Chart and figure data

(begin)

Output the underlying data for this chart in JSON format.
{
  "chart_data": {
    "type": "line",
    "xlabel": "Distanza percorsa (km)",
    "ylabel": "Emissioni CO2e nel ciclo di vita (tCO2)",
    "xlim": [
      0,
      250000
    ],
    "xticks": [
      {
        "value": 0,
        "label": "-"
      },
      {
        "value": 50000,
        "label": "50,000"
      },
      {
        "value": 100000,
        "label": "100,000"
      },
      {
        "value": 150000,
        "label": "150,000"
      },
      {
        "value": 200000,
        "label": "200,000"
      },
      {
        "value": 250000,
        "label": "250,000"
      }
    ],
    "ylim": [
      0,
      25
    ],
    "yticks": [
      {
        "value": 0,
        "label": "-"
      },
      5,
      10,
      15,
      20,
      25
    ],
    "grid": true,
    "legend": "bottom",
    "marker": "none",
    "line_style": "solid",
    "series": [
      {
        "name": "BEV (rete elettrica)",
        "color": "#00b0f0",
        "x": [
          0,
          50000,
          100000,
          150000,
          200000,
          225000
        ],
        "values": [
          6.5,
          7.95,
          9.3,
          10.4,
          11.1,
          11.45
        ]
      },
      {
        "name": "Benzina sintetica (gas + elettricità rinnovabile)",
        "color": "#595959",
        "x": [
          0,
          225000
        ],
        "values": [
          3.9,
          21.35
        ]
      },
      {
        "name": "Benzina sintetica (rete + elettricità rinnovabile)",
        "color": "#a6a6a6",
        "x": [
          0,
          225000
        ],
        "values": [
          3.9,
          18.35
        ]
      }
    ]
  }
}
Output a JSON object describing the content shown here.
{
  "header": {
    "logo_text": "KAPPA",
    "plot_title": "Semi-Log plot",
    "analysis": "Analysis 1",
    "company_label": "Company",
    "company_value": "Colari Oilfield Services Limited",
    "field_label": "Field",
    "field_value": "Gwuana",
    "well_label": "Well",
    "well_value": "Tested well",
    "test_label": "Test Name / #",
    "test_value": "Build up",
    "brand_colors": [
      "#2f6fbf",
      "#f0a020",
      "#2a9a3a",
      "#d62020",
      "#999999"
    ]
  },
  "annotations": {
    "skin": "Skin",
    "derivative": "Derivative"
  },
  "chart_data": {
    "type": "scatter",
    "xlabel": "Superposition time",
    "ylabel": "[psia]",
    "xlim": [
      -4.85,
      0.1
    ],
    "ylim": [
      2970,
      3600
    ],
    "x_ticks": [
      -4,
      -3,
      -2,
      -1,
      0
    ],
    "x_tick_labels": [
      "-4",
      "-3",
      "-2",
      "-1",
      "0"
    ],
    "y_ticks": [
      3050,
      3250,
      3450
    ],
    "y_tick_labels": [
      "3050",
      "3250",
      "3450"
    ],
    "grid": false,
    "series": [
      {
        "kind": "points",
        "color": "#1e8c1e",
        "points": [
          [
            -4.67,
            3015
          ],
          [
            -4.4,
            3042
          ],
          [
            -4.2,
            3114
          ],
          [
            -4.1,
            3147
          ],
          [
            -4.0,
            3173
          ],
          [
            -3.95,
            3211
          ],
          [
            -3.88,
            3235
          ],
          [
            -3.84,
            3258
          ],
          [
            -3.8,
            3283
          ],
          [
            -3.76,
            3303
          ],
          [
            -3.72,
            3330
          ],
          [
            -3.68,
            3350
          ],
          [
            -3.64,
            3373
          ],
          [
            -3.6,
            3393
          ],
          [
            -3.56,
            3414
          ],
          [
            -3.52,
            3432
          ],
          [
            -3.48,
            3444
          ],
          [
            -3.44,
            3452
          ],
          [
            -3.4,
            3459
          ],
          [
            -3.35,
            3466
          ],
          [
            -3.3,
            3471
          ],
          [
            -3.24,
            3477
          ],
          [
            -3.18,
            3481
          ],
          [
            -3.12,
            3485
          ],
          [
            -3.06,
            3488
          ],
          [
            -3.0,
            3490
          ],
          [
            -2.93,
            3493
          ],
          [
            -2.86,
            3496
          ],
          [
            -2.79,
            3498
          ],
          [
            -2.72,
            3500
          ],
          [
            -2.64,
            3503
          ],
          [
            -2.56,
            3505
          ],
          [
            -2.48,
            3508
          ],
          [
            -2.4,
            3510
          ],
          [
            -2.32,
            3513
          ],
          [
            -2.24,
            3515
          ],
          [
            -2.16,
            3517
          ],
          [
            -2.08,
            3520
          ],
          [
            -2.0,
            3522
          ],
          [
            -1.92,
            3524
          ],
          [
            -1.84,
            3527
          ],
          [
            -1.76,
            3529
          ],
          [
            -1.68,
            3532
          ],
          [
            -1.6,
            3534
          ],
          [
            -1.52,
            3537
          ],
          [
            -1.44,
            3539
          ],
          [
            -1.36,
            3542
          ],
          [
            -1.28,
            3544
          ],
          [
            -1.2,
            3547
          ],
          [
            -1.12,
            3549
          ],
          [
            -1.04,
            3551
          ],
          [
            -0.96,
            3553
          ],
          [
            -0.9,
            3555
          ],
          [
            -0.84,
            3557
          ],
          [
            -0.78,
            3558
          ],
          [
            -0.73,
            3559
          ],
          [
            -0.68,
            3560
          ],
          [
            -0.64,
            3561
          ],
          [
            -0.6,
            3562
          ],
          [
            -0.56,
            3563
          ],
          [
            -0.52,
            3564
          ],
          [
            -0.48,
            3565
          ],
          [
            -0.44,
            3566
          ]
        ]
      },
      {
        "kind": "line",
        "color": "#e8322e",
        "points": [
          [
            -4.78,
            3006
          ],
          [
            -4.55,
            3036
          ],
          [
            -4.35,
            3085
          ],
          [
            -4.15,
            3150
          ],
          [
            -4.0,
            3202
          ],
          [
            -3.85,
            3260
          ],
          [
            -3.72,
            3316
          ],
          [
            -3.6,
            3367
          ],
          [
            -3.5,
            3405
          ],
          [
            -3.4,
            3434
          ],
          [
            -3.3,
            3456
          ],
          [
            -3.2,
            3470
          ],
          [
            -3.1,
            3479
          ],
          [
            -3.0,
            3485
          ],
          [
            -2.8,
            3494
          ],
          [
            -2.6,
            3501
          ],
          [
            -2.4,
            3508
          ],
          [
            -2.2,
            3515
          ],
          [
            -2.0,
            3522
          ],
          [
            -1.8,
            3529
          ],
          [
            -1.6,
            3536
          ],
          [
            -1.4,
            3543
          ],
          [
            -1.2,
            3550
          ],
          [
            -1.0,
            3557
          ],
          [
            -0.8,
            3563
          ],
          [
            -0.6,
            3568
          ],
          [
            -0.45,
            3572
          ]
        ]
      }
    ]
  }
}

(end)

**Requirements**
Copy each line of the listing that contains the string "Output".

**Full response**
Output the underlying data for this chart in JSON format.
Output a JSON object describing the content shown here.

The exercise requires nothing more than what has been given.